- Exercise materials -
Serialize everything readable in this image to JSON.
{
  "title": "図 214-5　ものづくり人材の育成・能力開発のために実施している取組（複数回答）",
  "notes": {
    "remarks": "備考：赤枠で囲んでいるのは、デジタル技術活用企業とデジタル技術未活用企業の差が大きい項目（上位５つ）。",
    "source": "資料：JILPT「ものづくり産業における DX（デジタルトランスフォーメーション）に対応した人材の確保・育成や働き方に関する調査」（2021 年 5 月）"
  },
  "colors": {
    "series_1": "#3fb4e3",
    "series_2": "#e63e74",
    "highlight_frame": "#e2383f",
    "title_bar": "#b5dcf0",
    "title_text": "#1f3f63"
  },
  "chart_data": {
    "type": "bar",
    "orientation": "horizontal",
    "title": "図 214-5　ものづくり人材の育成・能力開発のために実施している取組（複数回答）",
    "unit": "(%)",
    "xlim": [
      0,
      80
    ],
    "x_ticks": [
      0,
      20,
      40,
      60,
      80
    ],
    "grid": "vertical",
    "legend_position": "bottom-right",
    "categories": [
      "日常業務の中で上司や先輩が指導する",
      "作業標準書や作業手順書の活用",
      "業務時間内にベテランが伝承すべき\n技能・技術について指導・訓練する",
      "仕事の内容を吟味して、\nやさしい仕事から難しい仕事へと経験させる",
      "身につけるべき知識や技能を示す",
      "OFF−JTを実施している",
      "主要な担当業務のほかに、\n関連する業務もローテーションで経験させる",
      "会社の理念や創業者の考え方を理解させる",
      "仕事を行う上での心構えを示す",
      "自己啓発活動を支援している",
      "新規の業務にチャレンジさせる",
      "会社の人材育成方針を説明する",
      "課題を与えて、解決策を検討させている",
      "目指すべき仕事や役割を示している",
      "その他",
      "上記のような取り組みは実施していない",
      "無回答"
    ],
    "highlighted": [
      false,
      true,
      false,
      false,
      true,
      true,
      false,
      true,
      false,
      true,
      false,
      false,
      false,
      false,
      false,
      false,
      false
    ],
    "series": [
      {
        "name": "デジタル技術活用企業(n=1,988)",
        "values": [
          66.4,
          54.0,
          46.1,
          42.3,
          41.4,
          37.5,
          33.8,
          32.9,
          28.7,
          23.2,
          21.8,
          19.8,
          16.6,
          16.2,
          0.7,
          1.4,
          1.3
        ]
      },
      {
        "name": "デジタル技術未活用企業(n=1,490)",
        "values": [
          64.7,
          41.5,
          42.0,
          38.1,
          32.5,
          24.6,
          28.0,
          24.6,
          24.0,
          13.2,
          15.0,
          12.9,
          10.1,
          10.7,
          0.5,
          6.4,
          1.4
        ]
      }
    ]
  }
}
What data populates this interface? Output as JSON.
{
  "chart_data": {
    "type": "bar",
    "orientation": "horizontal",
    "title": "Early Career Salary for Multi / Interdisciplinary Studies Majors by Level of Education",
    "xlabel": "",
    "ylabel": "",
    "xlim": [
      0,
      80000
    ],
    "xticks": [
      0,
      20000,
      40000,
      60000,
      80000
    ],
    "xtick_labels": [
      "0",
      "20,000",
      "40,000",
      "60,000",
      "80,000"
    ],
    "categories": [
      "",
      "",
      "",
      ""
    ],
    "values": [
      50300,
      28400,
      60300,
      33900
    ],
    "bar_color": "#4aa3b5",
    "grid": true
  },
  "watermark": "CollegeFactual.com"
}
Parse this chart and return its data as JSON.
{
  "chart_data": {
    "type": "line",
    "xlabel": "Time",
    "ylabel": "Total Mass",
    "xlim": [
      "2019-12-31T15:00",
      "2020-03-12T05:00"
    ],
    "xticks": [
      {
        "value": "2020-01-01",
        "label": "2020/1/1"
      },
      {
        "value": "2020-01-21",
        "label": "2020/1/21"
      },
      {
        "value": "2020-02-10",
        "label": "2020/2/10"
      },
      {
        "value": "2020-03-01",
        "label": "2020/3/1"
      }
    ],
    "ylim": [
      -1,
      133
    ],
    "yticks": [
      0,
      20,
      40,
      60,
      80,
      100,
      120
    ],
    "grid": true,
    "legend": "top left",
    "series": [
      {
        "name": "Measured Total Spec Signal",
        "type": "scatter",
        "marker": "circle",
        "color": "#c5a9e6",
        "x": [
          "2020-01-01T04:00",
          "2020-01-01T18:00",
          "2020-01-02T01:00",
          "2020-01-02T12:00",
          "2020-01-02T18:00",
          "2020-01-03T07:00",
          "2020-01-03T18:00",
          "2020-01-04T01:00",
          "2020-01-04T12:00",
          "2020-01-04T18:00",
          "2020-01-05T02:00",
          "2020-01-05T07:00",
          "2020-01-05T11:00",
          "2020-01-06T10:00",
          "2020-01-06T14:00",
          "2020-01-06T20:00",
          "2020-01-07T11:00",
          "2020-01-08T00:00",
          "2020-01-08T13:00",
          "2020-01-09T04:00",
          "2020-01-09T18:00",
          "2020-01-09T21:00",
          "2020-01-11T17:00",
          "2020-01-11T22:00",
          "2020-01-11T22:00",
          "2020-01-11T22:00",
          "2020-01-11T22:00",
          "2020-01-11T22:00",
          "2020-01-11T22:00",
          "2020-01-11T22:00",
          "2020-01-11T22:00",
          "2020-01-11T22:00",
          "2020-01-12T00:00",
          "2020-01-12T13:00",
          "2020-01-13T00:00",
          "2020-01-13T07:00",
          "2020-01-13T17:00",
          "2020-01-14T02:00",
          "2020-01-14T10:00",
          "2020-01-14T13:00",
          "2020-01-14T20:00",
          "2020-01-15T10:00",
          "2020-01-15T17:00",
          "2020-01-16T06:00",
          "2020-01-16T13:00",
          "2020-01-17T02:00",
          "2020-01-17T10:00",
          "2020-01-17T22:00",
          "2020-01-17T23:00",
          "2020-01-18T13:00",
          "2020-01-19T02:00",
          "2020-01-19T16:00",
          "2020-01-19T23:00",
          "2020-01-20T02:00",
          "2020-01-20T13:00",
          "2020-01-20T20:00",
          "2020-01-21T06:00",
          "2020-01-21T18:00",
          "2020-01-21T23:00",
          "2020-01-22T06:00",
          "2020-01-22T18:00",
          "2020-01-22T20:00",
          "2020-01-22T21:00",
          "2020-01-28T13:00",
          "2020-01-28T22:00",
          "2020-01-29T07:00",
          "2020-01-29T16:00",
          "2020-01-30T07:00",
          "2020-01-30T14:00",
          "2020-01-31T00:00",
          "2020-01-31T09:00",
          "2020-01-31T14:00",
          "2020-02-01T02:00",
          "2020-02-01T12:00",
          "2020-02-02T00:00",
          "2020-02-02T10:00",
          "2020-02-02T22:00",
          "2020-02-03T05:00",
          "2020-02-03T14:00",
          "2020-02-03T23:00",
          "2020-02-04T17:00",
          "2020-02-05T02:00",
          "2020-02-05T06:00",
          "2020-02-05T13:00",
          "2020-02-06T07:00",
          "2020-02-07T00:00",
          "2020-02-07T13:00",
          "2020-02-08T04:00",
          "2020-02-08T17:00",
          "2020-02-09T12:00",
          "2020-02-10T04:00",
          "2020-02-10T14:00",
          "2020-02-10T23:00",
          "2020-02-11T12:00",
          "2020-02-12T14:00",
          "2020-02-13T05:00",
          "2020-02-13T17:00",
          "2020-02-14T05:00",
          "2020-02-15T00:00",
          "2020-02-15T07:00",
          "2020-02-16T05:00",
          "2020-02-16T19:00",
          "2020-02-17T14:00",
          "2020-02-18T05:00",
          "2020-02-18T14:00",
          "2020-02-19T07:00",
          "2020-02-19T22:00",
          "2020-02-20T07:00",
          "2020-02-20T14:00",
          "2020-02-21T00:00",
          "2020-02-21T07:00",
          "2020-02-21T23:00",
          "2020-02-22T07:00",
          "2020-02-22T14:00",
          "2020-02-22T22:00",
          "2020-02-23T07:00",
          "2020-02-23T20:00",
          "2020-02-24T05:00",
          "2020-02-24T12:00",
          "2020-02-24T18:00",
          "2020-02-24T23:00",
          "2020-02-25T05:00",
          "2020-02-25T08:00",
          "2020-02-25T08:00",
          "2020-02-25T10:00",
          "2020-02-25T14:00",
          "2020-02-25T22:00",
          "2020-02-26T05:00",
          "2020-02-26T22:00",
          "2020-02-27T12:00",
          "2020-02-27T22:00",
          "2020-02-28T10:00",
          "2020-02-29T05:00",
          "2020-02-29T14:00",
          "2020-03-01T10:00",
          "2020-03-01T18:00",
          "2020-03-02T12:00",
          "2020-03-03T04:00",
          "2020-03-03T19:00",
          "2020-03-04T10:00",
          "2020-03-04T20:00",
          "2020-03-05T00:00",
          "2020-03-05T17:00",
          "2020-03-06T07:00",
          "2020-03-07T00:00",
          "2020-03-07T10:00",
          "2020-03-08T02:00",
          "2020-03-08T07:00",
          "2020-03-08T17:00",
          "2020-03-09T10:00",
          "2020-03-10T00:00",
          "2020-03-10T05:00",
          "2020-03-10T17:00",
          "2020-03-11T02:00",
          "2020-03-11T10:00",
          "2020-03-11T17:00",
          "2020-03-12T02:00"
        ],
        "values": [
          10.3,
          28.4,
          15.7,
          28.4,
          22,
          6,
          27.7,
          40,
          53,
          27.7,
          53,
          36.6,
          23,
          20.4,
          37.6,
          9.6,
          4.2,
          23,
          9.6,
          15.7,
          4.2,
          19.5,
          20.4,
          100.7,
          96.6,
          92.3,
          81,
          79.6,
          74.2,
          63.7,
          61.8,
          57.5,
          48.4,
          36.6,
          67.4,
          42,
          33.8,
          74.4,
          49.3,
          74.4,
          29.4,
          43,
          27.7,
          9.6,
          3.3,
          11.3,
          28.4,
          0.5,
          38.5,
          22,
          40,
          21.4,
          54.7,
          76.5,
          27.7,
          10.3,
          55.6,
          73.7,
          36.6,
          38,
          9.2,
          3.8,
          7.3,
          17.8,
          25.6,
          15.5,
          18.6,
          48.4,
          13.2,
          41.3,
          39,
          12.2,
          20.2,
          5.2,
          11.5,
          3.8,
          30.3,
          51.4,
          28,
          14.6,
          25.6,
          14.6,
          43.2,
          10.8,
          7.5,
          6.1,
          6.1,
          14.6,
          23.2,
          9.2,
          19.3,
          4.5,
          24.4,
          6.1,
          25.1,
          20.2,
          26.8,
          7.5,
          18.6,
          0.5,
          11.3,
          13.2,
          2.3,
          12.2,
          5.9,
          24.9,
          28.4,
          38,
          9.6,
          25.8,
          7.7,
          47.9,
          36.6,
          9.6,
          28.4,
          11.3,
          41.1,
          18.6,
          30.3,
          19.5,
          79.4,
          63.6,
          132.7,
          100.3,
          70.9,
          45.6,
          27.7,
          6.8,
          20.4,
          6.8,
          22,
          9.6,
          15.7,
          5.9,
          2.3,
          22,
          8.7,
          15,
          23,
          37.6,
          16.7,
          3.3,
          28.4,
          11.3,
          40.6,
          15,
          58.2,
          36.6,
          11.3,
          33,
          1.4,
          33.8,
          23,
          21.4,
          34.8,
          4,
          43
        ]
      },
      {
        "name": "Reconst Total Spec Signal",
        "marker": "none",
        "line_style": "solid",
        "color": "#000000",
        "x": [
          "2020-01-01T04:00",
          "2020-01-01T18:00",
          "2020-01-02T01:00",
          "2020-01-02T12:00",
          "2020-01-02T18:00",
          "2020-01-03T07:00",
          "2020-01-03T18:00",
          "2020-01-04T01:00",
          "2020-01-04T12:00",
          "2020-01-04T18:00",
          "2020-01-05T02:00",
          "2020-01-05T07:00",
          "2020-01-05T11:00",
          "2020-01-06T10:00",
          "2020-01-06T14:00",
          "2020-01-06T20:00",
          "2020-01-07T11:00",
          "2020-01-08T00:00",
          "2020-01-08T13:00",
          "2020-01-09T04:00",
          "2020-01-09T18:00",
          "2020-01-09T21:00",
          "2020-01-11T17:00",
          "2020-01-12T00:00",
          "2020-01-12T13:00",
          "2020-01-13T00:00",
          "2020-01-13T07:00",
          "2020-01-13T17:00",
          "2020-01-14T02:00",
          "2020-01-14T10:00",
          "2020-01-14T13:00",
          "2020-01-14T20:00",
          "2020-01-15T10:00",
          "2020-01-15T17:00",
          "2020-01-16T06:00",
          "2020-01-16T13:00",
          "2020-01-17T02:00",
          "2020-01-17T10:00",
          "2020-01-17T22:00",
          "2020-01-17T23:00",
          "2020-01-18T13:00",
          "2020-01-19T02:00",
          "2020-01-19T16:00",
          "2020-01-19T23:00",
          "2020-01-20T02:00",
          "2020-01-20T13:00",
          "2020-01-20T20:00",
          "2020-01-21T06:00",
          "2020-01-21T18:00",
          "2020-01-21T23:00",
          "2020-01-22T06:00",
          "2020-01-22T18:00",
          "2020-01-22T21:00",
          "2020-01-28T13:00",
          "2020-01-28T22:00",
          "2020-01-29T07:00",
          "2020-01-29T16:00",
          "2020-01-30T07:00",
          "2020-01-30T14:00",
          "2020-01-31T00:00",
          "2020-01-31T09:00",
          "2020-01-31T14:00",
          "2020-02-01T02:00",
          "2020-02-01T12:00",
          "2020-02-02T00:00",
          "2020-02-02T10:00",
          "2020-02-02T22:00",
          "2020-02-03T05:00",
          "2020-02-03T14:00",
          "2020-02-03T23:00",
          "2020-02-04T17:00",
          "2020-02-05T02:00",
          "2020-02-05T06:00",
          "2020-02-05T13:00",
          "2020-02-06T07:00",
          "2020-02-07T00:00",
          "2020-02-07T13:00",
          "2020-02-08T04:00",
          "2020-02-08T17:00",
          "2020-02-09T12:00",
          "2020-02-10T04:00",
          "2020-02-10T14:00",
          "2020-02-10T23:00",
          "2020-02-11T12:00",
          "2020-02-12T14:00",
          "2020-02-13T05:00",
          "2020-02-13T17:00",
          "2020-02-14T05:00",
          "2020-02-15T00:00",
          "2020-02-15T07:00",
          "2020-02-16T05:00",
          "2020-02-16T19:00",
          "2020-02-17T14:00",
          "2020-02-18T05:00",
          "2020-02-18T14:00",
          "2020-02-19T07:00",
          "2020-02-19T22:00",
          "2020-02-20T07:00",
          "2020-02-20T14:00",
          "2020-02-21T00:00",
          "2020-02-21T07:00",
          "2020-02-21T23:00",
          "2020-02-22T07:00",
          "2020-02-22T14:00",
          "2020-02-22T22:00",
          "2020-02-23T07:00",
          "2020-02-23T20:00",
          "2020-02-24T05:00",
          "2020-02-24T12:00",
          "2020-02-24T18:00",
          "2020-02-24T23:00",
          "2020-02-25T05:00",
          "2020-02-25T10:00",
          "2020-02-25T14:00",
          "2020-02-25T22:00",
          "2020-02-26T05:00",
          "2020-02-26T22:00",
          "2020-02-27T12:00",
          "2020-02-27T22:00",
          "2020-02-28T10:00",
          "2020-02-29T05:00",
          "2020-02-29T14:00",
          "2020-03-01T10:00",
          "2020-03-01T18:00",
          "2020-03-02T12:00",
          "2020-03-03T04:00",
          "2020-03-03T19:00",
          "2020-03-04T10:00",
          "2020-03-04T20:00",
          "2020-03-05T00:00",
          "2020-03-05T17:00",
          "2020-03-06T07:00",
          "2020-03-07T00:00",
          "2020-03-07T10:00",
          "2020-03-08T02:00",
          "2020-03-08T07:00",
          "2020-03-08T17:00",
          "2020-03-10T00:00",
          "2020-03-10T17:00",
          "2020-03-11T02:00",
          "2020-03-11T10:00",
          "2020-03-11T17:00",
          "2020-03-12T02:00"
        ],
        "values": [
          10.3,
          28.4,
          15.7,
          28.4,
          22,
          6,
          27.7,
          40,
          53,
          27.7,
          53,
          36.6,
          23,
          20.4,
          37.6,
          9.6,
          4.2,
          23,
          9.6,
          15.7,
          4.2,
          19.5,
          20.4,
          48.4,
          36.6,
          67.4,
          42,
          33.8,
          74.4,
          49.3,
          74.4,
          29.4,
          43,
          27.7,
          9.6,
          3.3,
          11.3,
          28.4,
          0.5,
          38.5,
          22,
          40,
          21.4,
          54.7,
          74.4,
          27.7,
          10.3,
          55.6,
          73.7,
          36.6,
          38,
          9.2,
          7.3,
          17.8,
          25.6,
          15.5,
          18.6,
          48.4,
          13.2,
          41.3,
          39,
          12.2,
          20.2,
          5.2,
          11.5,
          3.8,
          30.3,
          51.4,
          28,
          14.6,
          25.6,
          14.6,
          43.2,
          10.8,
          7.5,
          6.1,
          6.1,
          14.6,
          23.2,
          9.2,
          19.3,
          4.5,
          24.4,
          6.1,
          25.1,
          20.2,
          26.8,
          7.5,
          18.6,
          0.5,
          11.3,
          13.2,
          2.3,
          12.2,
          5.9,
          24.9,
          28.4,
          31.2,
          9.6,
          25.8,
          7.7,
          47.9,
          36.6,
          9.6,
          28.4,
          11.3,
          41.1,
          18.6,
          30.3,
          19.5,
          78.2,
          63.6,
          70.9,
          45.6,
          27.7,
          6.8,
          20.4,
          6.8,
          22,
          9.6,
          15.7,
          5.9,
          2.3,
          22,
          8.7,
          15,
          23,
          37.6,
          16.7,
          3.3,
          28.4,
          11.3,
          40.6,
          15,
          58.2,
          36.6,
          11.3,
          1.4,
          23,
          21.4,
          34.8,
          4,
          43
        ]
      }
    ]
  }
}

- Task prompt -
Select every line of the records holding the string "Signal".

- Answer in full -
        "name": "Measured Total Spec Signal",
        "name": "Reconst Total Spec Signal",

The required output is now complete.